What needs to be done » Scan the material that follows. Copy every line containing the word "пожаров".

##### Dataset rows

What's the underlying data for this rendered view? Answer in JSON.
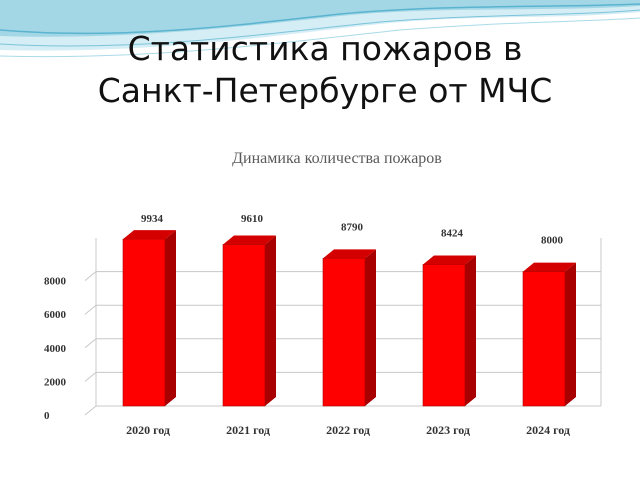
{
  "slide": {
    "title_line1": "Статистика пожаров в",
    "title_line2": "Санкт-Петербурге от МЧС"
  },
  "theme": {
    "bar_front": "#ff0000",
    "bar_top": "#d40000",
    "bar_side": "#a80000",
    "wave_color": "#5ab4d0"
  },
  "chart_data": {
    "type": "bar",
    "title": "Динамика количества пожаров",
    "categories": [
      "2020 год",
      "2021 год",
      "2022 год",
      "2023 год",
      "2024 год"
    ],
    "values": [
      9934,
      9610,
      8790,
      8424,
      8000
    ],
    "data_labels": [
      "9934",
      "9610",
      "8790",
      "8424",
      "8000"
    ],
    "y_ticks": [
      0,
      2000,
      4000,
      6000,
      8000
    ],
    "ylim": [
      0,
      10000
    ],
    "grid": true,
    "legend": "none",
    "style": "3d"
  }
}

##########

Solution to the exercise »
    "title_line1": "Статистика пожаров в",
    "title": "Динамика количества пожаров",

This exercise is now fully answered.